→ **Set problem**
Filter the records for lines holding the string "pattern".

→ **Entries supplied**

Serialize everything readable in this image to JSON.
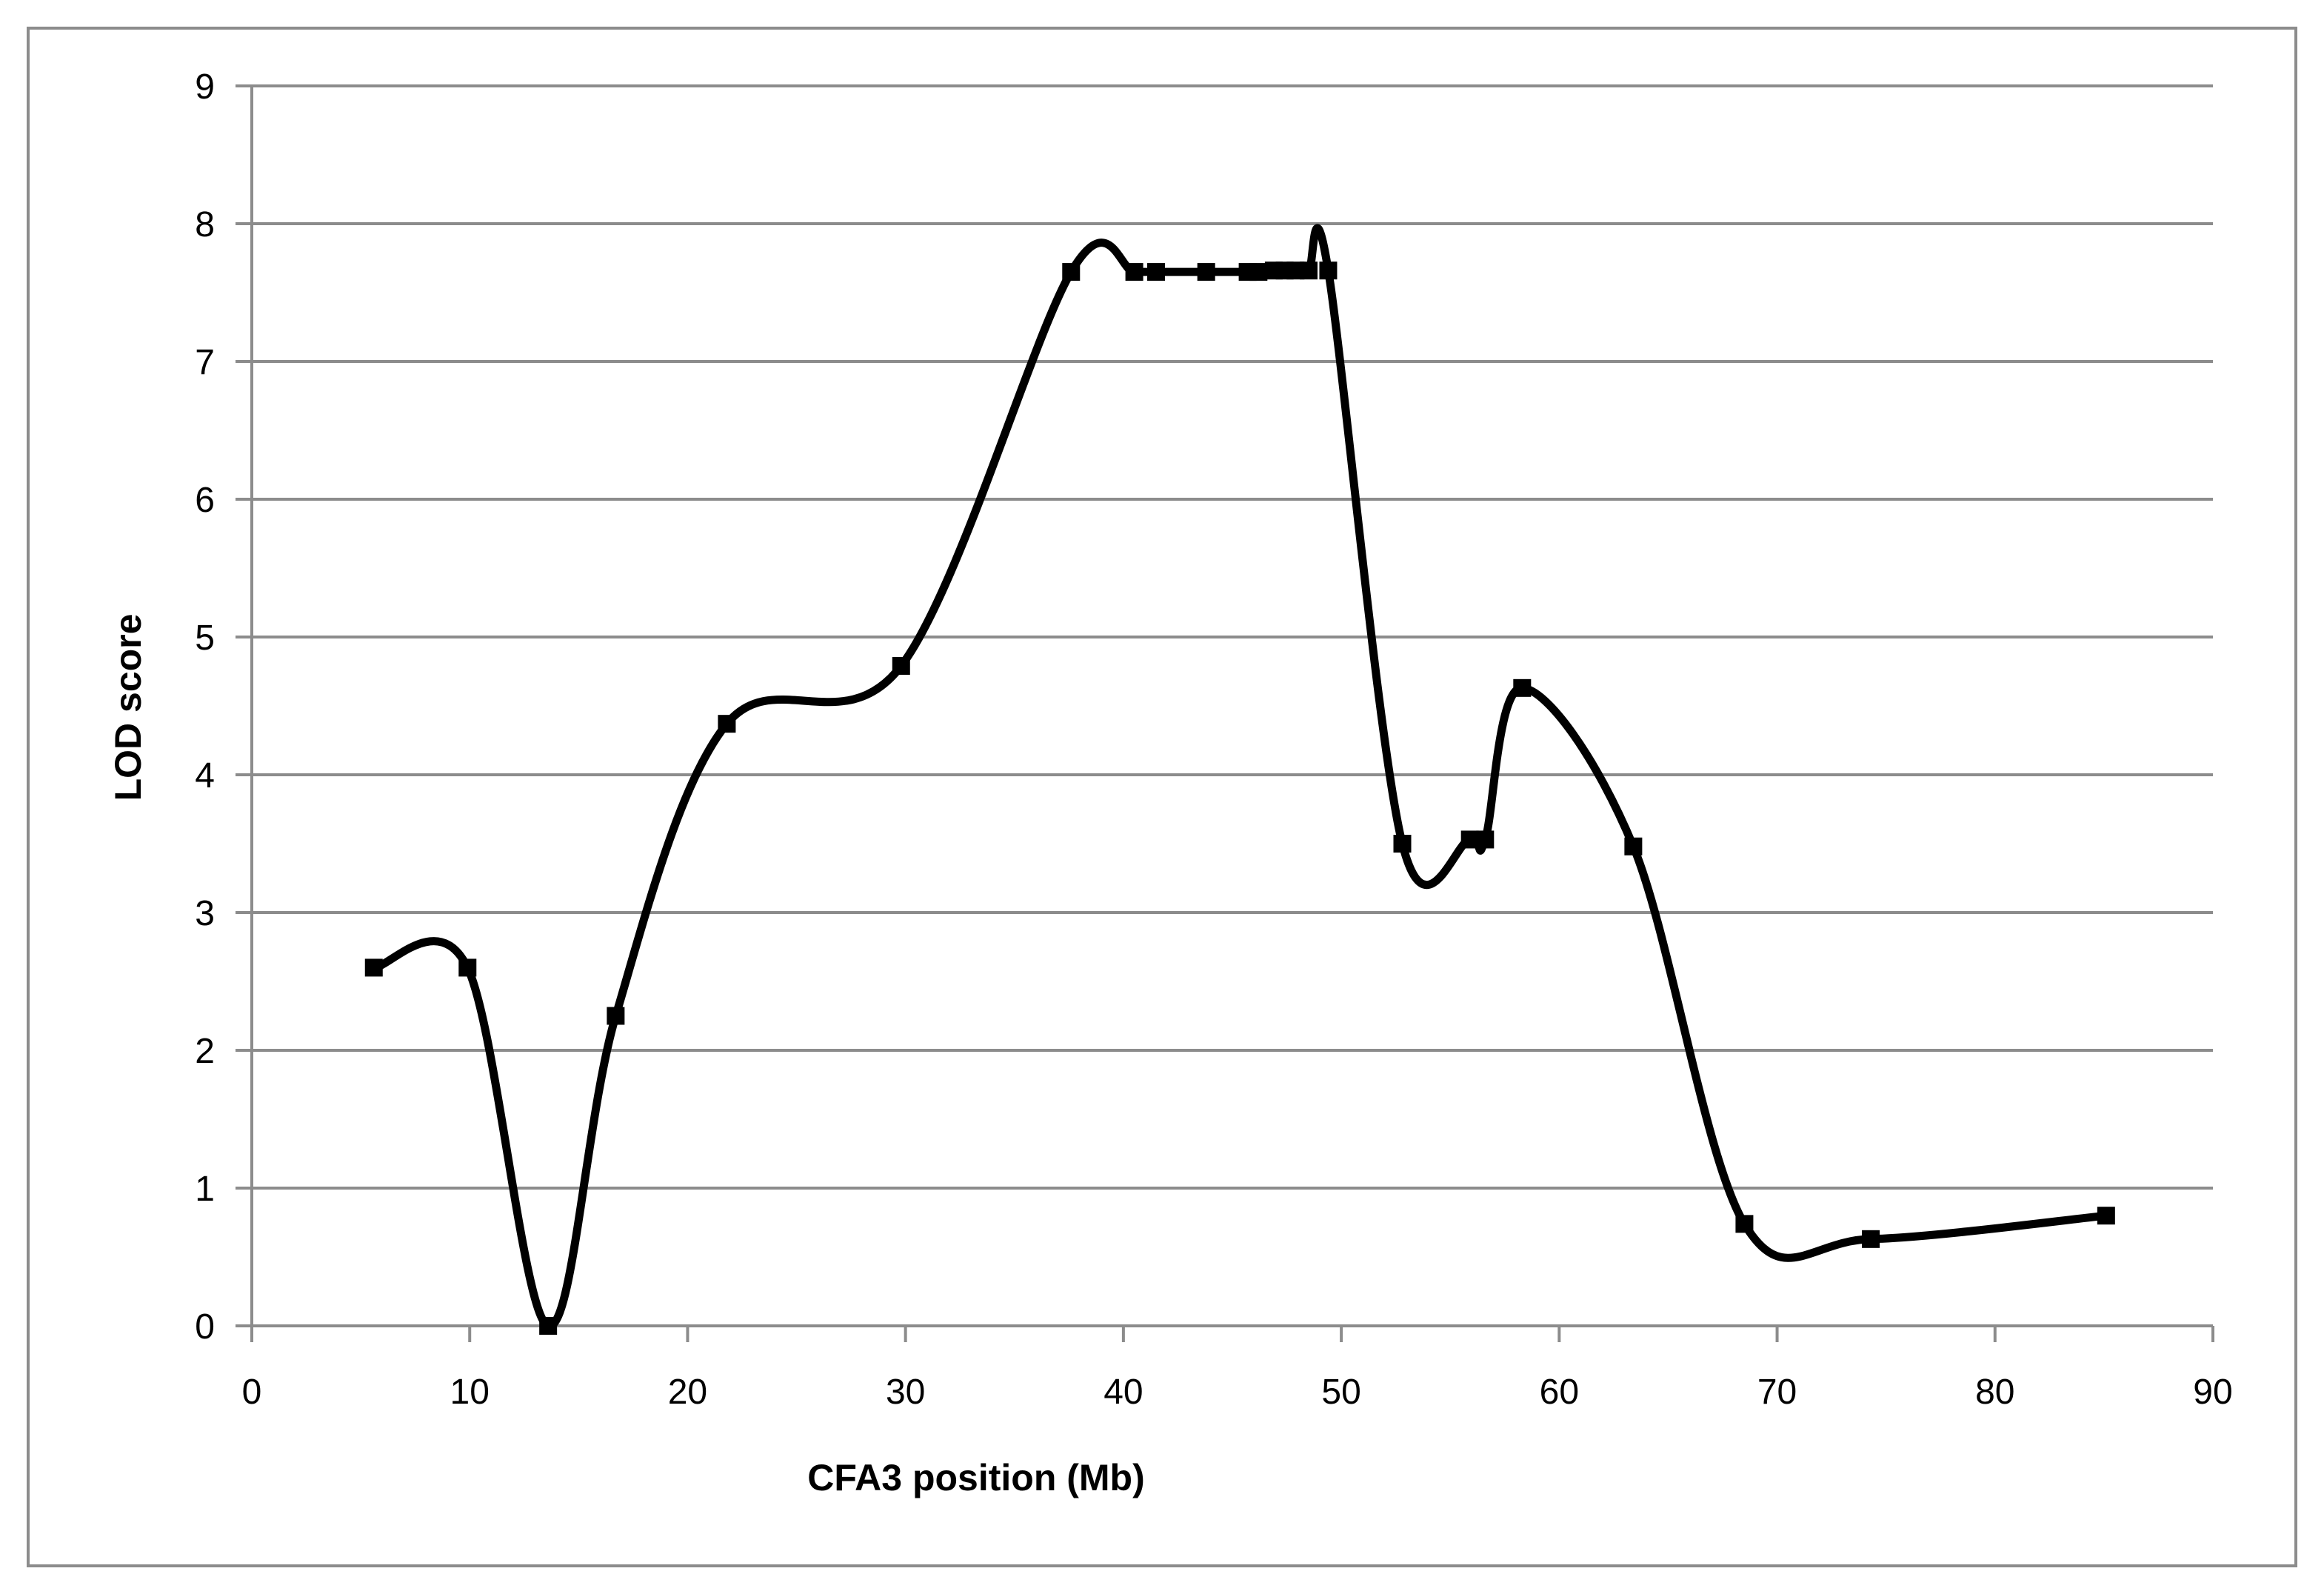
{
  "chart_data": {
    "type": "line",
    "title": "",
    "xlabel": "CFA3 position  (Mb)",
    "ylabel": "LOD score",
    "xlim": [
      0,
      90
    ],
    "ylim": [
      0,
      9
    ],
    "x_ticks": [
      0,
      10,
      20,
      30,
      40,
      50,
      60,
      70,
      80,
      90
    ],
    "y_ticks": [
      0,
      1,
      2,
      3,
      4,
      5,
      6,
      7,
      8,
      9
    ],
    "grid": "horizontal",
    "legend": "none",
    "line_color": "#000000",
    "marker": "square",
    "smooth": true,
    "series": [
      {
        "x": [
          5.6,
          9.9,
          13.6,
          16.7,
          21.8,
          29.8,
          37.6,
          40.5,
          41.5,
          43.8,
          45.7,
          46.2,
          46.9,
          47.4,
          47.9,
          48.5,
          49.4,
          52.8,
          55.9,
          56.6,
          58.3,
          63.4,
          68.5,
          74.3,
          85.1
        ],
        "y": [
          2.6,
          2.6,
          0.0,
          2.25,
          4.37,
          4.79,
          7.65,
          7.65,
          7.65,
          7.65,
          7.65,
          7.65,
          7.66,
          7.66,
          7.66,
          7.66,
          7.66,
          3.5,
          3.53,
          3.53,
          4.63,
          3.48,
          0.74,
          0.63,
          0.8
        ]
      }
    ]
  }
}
...
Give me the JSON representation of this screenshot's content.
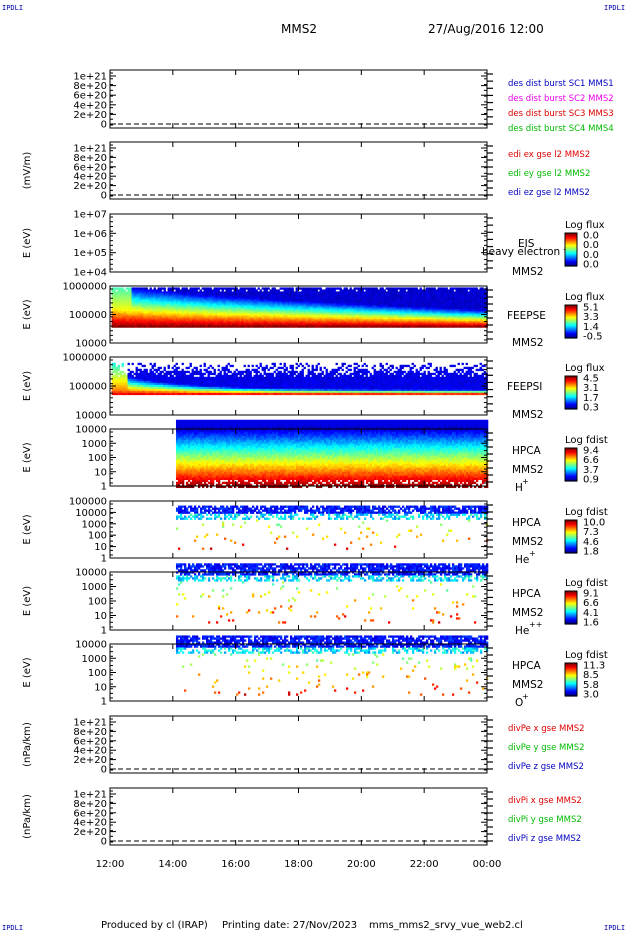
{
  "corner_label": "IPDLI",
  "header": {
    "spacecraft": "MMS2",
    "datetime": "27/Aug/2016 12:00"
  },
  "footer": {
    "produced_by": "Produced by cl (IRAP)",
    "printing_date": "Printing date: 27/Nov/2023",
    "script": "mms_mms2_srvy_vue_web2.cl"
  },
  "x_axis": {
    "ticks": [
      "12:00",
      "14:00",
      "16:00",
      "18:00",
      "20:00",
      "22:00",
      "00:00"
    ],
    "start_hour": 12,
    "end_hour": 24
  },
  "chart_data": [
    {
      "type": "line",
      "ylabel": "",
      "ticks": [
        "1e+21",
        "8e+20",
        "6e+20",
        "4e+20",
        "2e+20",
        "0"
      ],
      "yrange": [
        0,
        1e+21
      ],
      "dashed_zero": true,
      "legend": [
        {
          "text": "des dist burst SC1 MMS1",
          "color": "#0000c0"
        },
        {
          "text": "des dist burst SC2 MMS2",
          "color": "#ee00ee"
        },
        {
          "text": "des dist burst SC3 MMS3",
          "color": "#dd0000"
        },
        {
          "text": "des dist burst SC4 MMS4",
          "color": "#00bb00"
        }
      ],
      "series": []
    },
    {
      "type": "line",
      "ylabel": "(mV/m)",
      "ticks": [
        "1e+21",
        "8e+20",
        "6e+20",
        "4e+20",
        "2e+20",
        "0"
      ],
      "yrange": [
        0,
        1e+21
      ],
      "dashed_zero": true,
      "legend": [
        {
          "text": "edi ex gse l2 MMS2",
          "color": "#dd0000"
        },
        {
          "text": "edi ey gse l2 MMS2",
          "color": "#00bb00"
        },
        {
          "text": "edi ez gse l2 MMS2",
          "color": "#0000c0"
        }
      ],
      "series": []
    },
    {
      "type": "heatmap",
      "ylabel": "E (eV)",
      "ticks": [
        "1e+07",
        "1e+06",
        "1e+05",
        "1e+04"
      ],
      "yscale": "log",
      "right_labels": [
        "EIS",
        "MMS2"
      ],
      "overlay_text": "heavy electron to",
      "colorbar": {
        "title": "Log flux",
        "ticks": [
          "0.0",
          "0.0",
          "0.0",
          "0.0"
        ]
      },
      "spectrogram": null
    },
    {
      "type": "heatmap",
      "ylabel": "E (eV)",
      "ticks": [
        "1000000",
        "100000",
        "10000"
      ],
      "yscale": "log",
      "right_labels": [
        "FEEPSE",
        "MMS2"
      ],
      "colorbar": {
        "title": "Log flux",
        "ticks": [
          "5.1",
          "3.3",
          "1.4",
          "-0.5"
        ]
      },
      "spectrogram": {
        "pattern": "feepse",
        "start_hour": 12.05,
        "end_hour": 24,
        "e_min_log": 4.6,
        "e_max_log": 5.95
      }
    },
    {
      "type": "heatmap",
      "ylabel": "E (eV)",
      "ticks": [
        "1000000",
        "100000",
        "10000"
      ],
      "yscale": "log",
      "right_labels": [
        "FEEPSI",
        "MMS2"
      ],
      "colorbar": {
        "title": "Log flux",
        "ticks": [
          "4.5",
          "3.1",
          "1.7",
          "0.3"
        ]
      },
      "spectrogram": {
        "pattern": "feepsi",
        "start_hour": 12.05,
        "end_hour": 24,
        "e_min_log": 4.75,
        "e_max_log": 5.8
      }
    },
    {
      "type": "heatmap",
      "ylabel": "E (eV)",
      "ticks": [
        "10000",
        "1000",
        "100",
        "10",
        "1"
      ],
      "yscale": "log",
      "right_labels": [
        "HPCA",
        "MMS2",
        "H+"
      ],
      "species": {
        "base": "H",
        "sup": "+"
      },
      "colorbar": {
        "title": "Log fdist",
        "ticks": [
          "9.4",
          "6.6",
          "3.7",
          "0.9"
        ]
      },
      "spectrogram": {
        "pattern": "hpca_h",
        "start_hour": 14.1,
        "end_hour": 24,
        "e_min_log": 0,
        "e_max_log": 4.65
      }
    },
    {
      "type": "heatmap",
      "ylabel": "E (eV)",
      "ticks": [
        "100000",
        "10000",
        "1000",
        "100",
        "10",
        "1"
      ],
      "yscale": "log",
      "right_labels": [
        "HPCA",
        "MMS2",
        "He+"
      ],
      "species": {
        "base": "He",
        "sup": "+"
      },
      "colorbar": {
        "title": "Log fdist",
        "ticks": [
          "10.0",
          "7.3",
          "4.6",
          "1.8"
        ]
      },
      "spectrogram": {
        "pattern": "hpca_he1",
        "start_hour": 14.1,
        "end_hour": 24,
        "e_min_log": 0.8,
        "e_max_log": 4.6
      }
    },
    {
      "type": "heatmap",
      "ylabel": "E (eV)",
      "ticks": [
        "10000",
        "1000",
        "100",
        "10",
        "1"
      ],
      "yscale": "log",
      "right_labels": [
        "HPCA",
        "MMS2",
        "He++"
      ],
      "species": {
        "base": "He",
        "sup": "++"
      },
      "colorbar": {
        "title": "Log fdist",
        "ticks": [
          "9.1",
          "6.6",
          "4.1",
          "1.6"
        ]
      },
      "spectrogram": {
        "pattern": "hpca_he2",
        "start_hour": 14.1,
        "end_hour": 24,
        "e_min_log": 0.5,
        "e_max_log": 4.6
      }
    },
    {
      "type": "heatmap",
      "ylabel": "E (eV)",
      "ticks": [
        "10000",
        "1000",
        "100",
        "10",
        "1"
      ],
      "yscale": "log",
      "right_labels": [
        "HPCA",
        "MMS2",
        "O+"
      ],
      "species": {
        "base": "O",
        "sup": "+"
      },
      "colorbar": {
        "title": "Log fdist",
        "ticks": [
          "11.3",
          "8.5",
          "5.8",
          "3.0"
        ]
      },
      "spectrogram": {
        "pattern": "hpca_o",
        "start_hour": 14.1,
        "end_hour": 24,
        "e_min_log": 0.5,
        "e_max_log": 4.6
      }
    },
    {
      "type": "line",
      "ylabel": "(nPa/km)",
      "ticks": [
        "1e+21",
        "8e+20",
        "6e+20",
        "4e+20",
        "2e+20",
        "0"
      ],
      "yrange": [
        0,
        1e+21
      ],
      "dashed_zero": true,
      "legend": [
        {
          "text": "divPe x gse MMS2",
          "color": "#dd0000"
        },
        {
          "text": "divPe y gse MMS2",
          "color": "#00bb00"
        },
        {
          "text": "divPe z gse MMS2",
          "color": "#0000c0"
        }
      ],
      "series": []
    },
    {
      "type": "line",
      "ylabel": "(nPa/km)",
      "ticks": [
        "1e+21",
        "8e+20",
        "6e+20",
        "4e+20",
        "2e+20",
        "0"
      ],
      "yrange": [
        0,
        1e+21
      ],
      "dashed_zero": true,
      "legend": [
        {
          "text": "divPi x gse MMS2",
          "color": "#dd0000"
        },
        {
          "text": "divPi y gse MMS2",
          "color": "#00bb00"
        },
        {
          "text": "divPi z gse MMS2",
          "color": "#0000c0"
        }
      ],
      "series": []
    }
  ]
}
* * *
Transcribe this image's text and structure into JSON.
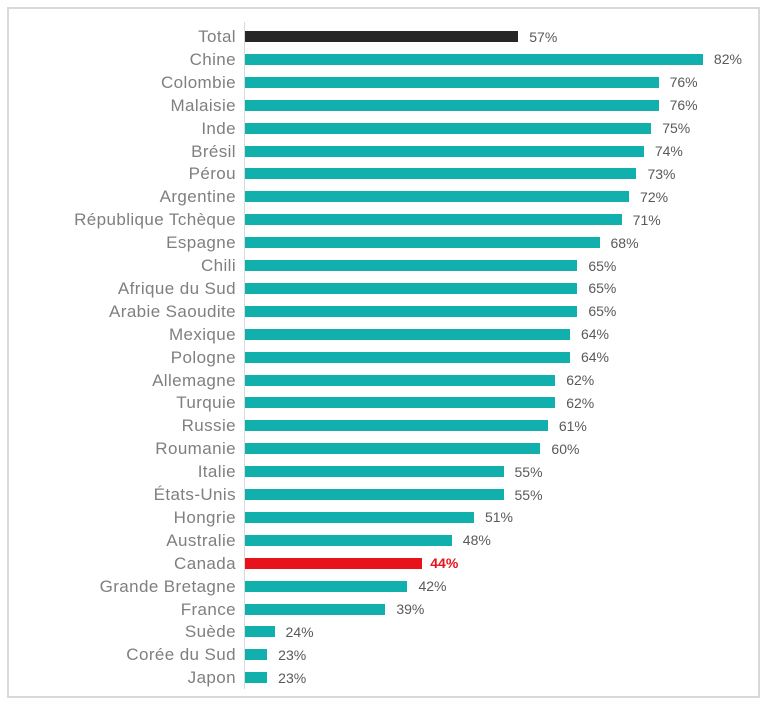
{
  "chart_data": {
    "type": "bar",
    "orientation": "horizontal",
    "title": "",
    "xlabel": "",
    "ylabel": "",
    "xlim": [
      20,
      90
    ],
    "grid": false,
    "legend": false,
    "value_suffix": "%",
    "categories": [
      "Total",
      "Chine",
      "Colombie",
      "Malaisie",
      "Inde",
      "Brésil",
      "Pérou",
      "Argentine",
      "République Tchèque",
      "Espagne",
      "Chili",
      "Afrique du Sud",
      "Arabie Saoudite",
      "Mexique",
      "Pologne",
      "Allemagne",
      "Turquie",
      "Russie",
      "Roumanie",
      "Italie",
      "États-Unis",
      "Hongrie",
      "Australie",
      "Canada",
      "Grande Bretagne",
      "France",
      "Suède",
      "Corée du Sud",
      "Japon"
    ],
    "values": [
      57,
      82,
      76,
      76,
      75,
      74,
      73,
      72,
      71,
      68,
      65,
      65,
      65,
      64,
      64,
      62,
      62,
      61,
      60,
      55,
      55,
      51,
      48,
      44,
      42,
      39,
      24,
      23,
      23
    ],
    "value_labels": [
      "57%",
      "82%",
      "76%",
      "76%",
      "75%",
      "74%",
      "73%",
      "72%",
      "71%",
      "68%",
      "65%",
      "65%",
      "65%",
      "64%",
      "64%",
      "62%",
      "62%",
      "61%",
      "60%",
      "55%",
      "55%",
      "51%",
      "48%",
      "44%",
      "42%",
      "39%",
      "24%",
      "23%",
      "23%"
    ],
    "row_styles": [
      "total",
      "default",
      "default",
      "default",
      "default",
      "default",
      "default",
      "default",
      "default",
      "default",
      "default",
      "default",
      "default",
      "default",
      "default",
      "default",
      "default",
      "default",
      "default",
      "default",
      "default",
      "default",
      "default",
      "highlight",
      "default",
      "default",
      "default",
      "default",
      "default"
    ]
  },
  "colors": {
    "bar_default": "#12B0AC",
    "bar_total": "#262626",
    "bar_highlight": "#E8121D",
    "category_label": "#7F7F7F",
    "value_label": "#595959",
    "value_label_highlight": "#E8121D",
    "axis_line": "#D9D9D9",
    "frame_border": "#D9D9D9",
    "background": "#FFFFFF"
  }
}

→ **Reply**
        "pattern": "feepse",
        "pattern": "feepsi",
        "pattern": "hpca_h",
        "pattern": "hpca_he1",
        "pattern": "hpca_he2",
        "pattern": "hpca_o",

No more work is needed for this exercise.